↓

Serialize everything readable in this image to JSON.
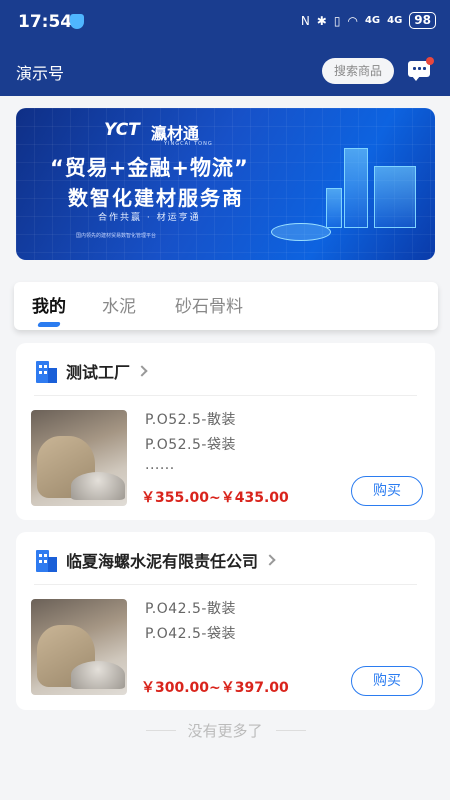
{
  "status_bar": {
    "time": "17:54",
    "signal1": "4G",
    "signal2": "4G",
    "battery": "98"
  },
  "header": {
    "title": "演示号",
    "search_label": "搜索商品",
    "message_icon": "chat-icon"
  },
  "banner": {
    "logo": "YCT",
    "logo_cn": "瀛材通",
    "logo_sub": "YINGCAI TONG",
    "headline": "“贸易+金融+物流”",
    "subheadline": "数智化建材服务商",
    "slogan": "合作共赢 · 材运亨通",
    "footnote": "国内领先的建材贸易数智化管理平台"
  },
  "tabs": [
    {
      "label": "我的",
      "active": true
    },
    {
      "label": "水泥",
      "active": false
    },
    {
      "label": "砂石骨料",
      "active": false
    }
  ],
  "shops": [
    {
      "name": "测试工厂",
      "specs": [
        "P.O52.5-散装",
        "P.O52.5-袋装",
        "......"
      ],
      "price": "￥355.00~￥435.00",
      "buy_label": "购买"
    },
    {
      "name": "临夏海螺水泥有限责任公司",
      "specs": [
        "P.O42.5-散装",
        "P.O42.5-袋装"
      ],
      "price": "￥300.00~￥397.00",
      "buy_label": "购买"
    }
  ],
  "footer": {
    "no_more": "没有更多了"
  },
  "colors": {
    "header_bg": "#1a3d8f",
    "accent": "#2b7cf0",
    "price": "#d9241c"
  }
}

↑

- Task to complete:
Restate the full listing verbatim and drop every picture.

- Final answer:
Serialize everything readable in this image to JSON.
{
  "status_bar": {
    "time": "17:54",
    "signal1": "4G",
    "signal2": "4G",
    "battery": "98"
  },
  "header": {
    "title": "演示号",
    "search_label": "搜索商品",
    "message_icon": "chat-icon"
  },
  "banner": {
    "logo": "YCT",
    "logo_cn": "瀛材通",
    "logo_sub": "YINGCAI TONG",
    "headline": "“贸易+金融+物流”",
    "subheadline": "数智化建材服务商",
    "slogan": "合作共赢 · 材运亨通",
    "footnote": "国内领先的建材贸易数智化管理平台"
  },
  "tabs": [
    {
      "label": "我的",
      "active": true
    },
    {
      "label": "水泥",
      "active": false
    },
    {
      "label": "砂石骨料",
      "active": false
    }
  ],
  "shops": [
    {
      "name": "测试工厂",
      "specs": [
        "P.O52.5-散装",
        "P.O52.5-袋装",
        "......"
      ],
      "price": "￥355.00~￥435.00",
      "buy_label": "购买"
    },
    {
      "name": "临夏海螺水泥有限责任公司",
      "specs": [
        "P.O42.5-散装",
        "P.O42.5-袋装"
      ],
      "price": "￥300.00~￥397.00",
      "buy_label": "购买"
    }
  ],
  "footer": {
    "no_more": "没有更多了"
  },
  "colors": {
    "header_bg": "#1a3d8f",
    "accent": "#2b7cf0",
    "price": "#d9241c"
  }
}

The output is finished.